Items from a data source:
>> start

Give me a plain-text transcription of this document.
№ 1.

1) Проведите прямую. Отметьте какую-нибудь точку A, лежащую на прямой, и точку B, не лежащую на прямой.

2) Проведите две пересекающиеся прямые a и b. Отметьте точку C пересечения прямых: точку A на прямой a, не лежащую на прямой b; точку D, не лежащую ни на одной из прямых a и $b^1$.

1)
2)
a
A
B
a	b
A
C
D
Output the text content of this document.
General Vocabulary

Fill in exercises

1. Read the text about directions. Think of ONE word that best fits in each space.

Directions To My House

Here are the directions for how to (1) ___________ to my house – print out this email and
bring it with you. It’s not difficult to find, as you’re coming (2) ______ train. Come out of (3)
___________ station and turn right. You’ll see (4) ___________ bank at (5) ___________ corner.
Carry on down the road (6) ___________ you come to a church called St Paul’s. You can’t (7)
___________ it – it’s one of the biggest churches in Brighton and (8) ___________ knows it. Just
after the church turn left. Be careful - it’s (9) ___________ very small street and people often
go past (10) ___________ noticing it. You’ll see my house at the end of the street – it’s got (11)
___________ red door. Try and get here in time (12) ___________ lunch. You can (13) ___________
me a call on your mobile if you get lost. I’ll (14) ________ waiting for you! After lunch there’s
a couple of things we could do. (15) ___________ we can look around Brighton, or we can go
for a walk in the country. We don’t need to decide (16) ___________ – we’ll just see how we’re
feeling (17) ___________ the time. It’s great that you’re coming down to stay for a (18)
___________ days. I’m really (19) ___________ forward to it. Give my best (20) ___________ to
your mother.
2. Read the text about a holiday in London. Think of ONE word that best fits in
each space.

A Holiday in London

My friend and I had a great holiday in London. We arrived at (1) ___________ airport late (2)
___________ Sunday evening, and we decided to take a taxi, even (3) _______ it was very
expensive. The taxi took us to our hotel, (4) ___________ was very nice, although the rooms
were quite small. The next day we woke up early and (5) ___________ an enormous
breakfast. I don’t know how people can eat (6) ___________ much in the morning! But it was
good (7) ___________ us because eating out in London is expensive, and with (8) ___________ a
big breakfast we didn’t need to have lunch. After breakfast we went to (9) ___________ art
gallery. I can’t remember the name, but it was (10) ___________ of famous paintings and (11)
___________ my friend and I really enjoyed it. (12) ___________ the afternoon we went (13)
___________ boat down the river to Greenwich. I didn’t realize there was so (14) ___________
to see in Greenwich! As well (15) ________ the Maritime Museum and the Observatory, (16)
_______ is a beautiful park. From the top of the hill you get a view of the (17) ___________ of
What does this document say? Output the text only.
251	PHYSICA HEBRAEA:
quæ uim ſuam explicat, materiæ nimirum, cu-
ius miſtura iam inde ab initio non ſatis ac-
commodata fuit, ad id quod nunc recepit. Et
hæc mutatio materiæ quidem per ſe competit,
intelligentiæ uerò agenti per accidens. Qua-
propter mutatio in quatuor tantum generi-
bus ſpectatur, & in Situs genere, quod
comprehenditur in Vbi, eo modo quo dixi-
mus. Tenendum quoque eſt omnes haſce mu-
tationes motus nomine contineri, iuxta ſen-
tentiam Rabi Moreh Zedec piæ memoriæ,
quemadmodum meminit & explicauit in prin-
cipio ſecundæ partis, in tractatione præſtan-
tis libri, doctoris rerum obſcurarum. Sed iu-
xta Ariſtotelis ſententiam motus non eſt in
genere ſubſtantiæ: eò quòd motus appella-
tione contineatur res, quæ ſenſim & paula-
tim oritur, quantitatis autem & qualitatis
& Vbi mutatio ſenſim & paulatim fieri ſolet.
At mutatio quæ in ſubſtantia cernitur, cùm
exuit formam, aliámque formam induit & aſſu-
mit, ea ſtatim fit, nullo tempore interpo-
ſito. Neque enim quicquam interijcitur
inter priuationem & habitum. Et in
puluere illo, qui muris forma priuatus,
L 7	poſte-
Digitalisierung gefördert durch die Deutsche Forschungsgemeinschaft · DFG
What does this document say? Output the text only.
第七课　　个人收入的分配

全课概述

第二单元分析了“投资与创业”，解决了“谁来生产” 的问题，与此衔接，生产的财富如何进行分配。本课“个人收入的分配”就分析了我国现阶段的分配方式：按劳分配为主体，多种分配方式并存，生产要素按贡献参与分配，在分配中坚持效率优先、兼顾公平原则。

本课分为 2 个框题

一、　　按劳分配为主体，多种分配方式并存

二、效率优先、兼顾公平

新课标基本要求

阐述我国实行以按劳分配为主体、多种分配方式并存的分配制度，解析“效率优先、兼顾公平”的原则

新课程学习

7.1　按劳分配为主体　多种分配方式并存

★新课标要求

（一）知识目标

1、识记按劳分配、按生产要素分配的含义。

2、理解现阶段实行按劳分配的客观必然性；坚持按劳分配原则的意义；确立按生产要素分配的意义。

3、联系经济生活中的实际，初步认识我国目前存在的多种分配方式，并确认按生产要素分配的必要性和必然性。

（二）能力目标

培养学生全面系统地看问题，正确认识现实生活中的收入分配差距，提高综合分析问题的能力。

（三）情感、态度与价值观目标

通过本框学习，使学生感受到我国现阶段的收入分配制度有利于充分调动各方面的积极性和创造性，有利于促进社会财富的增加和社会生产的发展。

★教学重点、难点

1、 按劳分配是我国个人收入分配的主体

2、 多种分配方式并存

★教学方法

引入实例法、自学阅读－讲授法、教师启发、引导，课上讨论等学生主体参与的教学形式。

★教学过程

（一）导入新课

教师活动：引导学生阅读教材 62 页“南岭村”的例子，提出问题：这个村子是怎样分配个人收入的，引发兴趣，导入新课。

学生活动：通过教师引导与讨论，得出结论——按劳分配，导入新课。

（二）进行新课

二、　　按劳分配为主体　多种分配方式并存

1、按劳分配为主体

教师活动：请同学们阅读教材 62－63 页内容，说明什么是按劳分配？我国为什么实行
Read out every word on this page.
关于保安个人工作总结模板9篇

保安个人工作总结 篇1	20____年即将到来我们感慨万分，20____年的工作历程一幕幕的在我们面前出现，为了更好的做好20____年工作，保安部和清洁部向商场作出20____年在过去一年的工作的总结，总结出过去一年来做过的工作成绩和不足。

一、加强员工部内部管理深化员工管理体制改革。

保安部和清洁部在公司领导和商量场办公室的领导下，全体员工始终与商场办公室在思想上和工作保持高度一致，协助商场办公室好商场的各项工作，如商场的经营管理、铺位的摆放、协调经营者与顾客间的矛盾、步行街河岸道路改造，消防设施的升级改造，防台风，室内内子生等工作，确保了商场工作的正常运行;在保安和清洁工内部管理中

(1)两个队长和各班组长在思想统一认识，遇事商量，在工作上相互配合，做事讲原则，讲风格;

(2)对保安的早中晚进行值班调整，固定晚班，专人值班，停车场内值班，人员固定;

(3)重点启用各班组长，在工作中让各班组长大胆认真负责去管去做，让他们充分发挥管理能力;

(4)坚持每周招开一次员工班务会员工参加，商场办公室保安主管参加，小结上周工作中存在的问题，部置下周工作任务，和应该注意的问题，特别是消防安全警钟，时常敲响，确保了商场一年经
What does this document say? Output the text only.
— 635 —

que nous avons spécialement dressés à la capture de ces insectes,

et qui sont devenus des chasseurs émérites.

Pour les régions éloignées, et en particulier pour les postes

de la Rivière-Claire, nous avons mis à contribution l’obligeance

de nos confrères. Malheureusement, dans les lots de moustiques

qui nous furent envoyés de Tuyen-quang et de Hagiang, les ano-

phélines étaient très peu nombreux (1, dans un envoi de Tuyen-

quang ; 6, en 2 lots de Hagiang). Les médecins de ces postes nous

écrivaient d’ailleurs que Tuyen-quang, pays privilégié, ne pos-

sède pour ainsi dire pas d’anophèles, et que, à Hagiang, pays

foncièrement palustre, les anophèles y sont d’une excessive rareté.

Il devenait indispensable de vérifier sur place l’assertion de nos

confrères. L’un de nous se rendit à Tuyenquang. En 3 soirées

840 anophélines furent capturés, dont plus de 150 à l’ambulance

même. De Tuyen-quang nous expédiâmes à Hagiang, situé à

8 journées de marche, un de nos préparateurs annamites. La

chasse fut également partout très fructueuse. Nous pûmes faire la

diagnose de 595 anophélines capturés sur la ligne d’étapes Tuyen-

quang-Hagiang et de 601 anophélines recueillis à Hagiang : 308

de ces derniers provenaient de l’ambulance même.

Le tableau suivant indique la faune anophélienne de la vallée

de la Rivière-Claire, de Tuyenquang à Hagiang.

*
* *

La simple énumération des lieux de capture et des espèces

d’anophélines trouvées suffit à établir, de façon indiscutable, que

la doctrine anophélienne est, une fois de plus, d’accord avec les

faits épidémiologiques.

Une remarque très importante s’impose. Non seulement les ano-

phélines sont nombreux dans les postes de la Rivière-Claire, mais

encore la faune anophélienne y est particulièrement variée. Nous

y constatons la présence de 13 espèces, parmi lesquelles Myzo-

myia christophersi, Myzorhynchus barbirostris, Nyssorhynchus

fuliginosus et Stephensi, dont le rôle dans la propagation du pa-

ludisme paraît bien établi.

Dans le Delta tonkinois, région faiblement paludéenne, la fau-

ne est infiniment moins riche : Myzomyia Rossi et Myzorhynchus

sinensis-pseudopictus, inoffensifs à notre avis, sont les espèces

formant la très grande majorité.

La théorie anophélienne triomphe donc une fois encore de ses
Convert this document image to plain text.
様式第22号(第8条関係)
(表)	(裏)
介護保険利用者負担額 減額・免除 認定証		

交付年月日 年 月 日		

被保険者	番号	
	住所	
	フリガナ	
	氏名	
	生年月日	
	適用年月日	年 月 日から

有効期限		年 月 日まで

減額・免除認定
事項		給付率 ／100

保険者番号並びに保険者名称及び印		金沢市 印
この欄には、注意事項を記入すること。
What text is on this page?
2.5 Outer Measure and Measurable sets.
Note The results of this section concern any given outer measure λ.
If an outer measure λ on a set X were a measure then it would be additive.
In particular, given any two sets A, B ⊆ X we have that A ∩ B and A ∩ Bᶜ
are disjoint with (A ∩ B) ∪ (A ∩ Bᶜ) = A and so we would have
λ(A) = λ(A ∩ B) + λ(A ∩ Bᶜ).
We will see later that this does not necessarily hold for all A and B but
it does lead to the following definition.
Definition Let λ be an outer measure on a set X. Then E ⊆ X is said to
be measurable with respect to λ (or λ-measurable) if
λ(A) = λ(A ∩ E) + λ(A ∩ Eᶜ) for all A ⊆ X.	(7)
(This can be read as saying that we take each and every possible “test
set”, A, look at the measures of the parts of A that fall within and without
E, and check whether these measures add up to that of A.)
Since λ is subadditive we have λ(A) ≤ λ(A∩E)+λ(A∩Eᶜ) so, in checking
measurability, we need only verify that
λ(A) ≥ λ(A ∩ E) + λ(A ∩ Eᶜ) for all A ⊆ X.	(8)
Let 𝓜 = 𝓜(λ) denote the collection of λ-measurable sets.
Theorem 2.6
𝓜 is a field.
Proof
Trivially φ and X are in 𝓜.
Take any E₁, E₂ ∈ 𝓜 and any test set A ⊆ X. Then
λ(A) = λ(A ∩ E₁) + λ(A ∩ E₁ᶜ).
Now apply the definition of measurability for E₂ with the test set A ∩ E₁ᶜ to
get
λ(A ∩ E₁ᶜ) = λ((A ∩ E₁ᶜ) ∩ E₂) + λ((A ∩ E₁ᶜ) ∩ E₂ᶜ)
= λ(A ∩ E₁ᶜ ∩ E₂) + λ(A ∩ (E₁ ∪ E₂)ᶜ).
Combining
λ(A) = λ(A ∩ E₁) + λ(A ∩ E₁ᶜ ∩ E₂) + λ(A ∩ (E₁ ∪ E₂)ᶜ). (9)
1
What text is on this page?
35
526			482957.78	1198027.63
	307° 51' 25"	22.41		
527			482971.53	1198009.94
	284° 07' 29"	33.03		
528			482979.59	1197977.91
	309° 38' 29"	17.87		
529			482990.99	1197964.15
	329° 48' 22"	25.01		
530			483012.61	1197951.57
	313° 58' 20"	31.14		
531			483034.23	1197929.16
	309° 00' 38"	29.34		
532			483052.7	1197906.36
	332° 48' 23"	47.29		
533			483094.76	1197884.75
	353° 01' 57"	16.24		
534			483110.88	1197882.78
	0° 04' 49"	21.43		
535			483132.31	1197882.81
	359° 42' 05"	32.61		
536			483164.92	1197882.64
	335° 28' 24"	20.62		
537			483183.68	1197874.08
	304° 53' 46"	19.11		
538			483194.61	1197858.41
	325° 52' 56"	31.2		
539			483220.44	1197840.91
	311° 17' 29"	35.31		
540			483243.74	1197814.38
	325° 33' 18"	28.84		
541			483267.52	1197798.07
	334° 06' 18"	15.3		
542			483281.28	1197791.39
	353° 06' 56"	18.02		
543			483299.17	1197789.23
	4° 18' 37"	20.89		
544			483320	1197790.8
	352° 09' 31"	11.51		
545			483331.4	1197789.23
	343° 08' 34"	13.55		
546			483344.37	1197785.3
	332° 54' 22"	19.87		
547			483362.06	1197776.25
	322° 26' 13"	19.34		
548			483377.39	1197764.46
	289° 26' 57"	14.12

>> end

Stated exercise: Look through the records and gather each line with the word "Tuyenquang".

Expected answer:
confrères. L’un de nous se rendit à Tuyenquang. En 3 soirées
de la Rivière-Claire, de Tuyenquang à Hagiang.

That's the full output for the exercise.